Goal:
Write out the listing below again, precisely as it is given.

Excerpted records:
....................

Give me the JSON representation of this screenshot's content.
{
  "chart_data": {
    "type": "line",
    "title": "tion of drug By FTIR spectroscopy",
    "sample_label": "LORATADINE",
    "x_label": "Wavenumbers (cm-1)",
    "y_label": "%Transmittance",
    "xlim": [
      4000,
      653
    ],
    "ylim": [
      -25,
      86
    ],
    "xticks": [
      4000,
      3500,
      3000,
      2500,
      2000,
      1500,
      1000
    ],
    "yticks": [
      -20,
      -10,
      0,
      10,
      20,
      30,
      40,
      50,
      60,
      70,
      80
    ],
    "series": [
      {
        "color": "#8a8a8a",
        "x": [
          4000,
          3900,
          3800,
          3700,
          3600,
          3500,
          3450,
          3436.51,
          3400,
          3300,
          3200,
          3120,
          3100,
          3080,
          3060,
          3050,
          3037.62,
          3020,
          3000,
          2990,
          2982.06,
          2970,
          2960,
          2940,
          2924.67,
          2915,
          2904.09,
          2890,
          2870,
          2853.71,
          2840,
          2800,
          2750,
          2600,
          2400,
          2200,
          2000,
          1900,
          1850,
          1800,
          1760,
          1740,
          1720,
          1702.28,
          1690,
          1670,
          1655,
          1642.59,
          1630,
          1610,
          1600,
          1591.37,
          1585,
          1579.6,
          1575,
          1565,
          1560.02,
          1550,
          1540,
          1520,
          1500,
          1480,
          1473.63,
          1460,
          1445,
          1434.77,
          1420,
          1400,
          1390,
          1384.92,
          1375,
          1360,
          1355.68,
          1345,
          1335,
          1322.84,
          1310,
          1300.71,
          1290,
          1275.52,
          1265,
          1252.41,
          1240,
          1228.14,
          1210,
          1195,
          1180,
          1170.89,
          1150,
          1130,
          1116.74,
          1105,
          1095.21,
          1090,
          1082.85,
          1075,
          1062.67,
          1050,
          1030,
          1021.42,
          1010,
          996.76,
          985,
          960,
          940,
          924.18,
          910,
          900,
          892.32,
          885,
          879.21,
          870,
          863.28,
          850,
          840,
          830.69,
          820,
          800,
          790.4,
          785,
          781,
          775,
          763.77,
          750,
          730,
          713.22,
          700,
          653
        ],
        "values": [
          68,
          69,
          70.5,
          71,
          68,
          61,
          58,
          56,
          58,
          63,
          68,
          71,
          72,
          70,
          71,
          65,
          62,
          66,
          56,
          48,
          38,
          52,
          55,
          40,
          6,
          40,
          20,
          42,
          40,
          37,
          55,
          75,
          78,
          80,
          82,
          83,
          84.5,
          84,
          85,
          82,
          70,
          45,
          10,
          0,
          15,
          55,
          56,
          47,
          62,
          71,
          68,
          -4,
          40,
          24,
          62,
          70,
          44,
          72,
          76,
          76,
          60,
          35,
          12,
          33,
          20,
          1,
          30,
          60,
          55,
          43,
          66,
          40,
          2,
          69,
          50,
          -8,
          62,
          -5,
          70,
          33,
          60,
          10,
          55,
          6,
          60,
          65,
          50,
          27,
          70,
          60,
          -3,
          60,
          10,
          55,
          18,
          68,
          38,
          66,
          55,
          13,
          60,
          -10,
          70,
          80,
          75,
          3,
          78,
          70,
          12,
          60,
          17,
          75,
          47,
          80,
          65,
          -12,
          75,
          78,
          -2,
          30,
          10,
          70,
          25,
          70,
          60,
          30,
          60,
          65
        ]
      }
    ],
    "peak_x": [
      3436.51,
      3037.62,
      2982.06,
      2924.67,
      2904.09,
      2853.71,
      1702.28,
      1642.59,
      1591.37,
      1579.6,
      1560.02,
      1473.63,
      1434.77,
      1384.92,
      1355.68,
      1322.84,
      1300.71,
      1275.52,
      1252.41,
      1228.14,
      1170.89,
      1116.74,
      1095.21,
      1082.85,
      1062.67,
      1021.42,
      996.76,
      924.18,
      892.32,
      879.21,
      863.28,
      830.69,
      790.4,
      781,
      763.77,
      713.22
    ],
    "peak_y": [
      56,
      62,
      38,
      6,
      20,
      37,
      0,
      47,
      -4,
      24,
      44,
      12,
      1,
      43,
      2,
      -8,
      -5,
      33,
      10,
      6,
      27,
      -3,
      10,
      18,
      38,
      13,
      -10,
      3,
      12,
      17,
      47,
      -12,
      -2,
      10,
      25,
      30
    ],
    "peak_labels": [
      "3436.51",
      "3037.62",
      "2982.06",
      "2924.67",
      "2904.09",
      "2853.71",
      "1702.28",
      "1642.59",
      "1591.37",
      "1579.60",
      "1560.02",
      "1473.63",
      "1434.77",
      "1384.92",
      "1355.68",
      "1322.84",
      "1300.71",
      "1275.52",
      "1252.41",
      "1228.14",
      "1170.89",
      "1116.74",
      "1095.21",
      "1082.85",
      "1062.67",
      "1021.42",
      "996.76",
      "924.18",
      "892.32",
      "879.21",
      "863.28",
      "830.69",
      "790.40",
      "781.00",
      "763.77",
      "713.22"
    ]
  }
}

....................

Response to the task:
Give me the JSON representation of this screenshot's content.
{
  "chart_data": {
    "type": "line",
    "title": "tion of drug By FTIR spectroscopy",
    "sample_label": "LORATADINE",
    "x_label": "Wavenumbers (cm-1)",
    "y_label": "%Transmittance",
    "xlim": [
      4000,
      653
    ],
    "ylim": [
      -25,
      86
    ],
    "xticks": [
      4000,
      3500,
      3000,
      2500,
      2000,
      1500,
      1000
    ],
    "yticks": [
      -20,
      -10,
      0,
      10,
      20,
      30,
      40,
      50,
      60,
      70,
      80
    ],
    "series": [
      {
        "color": "#8a8a8a",
        "x": [
          4000,
          3900,
          3800,
          3700,
          3600,
          3500,
          3450,
          3436.51,
          3400,
          3300,
          3200,
          3120,
          3100,
          3080,
          3060,
          3050,
          3037.62,
          3020,
          3000,
          2990,
          2982.06,
          2970,
          2960,
          2940,
          2924.67,
          2915,
          2904.09,
          2890,
          2870,
          2853.71,
          2840,
          2800,
          2750,
          2600,
          2400,
          2200,
          2000,
          1900,
          1850,
          1800,
          1760,
          1740,
          1720,
          1702.28,
          1690,
          1670,
          1655,
          1642.59,
          1630,
          1610,
          1600,
          1591.37,
          1585,
          1579.6,
          1575,
          1565,
          1560.02,
          1550,
          1540,
          1520,
          1500,
          1480,
          1473.63,
          1460,
          1445,
          1434.77,
          1420,
          1400,
          1390,
          1384.92,
          1375,
          1360,
          1355.68,
          1345,
          1335,
          1322.84,
          1310,
          1300.71,
          1290,
          1275.52,
          1265,
          1252.41,
          1240,
          1228.14,
          1210,
          1195,
          1180,
          1170.89,
          1150,
          1130,
          1116.74,
          1105,
          1095.21,
          1090,
          1082.85,
          1075,
          1062.67,
          1050,
          1030,
          1021.42,
          1010,
          996.76,
          985,
          960,
          940,
          924.18,
          910,
          900,
          892.32,
          885,
          879.21,
          870,
          863.28,
          850,
          840,
          830.69,
          820,
          800,
          790.4,
          785,
          781,
          775,
          763.77,
          750,
          730,
          713.22,
          700,
          653
        ],
        "values": [
          68,
          69,
          70.5,
          71,
          68,
          61,
          58,
          56,
          58,
          63,
          68,
          71,
          72,
          70,
          71,
          65,
          62,
          66,
          56,
          48,
          38,
          52,
          55,
          40,
          6,
          40,
          20,
          42,
          40,
          37,
          55,
          75,
          78,
          80,
          82,
          83,
          84.5,
          84,
          85,
          82,
          70,
          45,
          10,
          0,
          15,
          55,
          56,
          47,
          62,
          71,
          68,
          -4,
          40,
          24,
          62,
          70,
          44,
          72,
          76,
          76,
          60,
          35,
          12,
          33,
          20,
          1,
          30,
          60,
          55,
          43,
          66,
          40,
          2,
          69,
          50,
          -8,
          62,
          -5,
          70,
          33,
          60,
          10,
          55,
          6,
          60,
          65,
          50,
          27,
          70,
          60,
          -3,
          60,
          10,
          55,
          18,
          68,
          38,
          66,
          55,
          13,
          60,
          -10,
          70,
          80,
          75,
          3,
          78,
          70,
          12,
          60,
          17,
          75,
          47,
          80,
          65,
          -12,
          75,
          78,
          -2,
          30,
          10,
          70,
          25,
          70,
          60,
          30,
          60,
          65
        ]
      }
    ],
    "peak_x": [
      3436.51,
      3037.62,
      2982.06,
      2924.67,
      2904.09,
      2853.71,
      1702.28,
      1642.59,
      1591.37,
      1579.6,
      1560.02,
      1473.63,
      1434.77,
      1384.92,
      1355.68,
      1322.84,
      1300.71,
      1275.52,
      1252.41,
      1228.14,
      1170.89,
      1116.74,
      1095.21,
      1082.85,
      1062.67,
      1021.42,
      996.76,
      924.18,
      892.32,
      879.21,
      863.28,
      830.69,
      790.4,
      781,
      763.77,
      713.22
    ],
    "peak_y": [
      56,
      62,
      38,
      6,
      20,
      37,
      0,
      47,
      -4,
      24,
      44,
      12,
      1,
      43,
      2,
      -8,
      -5,
      33,
      10,
      6,
      27,
      -3,
      10,
      18,
      38,
      13,
      -10,
      3,
      12,
      17,
      47,
      -12,
      -2,
      10,
      25,
      30
    ],
    "peak_labels": [
      "3436.51",
      "3037.62",
      "2982.06",
      "2924.67",
      "2904.09",
      "2853.71",
      "1702.28",
      "1642.59",
      "1591.37",
      "1579.60",
      "1560.02",
      "1473.63",
      "1434.77",
      "1384.92",
      "1355.68",
      "1322.84",
      "1300.71",
      "1275.52",
      "1252.41",
      "1228.14",
      "1170.89",
      "1116.74",
      "1095.21",
      "1082.85",
      "1062.67",
      "1021.42",
      "996.76",
      "924.18",
      "892.32",
      "879.21",
      "863.28",
      "830.69",
      "790.40",
      "781.00",
      "763.77",
      "713.22"
    ]
  }
}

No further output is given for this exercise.